(Entries taken from a collection)
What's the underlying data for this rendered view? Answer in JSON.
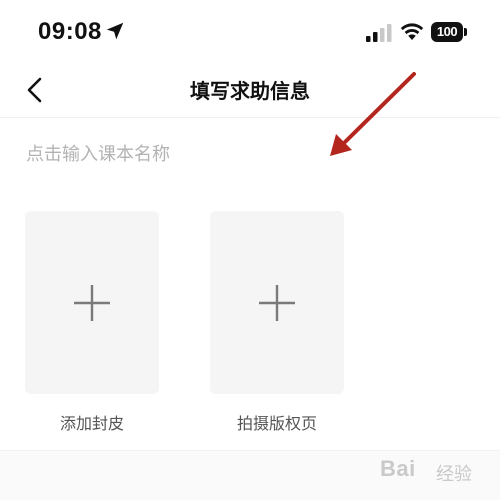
{
  "status_bar": {
    "time": "09:08",
    "battery": "100",
    "icons": [
      "location-arrow-icon",
      "cellular-signal-icon",
      "wifi-icon",
      "battery-icon"
    ]
  },
  "nav": {
    "title": "填写求助信息",
    "back_icon": "chevron-left-icon"
  },
  "form": {
    "textbook_name_placeholder": "点击输入课本名称",
    "textbook_name_value": ""
  },
  "uploads": [
    {
      "label": "添加封皮",
      "icon": "plus-icon"
    },
    {
      "label": "拍摄版权页",
      "icon": "plus-icon"
    }
  ],
  "annotation": {
    "color": "#b3261e",
    "icon": "red-arrow"
  },
  "watermark": {
    "text": "Bai",
    "sub": "经验"
  }
}
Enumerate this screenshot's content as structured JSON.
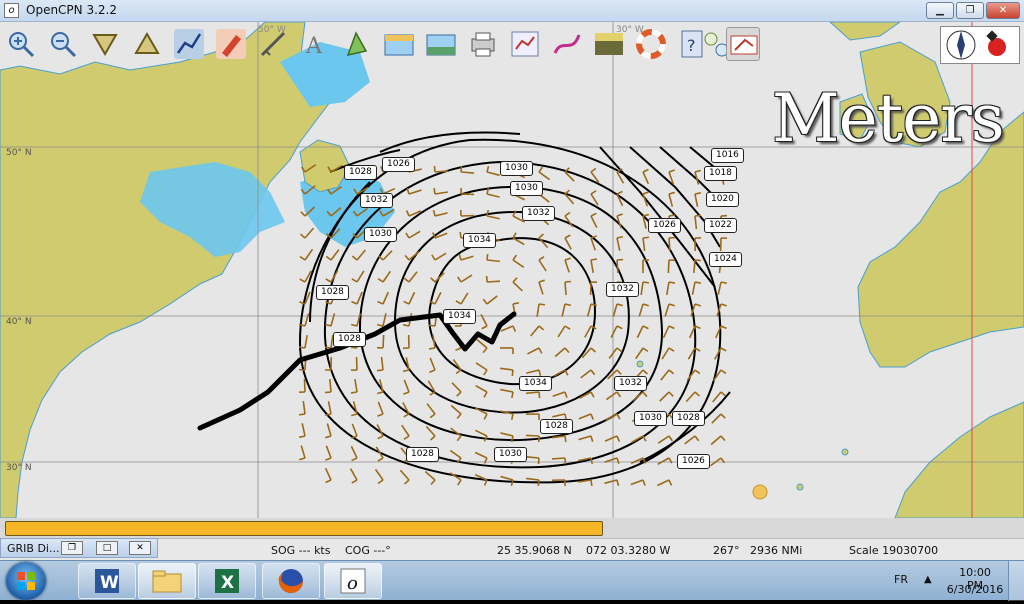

__Given problem__.
Exclude all images and restate the records above word for word.

__Response to this exercise__.
What's the underlying data for this rendered view? Answer in JSON.
{
  "status_bar": {
    "time": "09:08",
    "battery": "100",
    "icons": [
      "location-arrow-icon",
      "cellular-signal-icon",
      "wifi-icon",
      "battery-icon"
    ]
  },
  "nav": {
    "title": "填写求助信息",
    "back_icon": "chevron-left-icon"
  },
  "form": {
    "textbook_name_placeholder": "点击输入课本名称",
    "textbook_name_value": ""
  },
  "uploads": [
    {
      "label": "添加封皮",
      "icon": "plus-icon"
    },
    {
      "label": "拍摄版权页",
      "icon": "plus-icon"
    }
  ],
  "annotation": {
    "color": "#b3261e",
    "icon": "red-arrow"
  },
  "watermark": {
    "text": "Bai",
    "sub": "经验"
  }
}
Enumerate this screenshot's content as structured JSON.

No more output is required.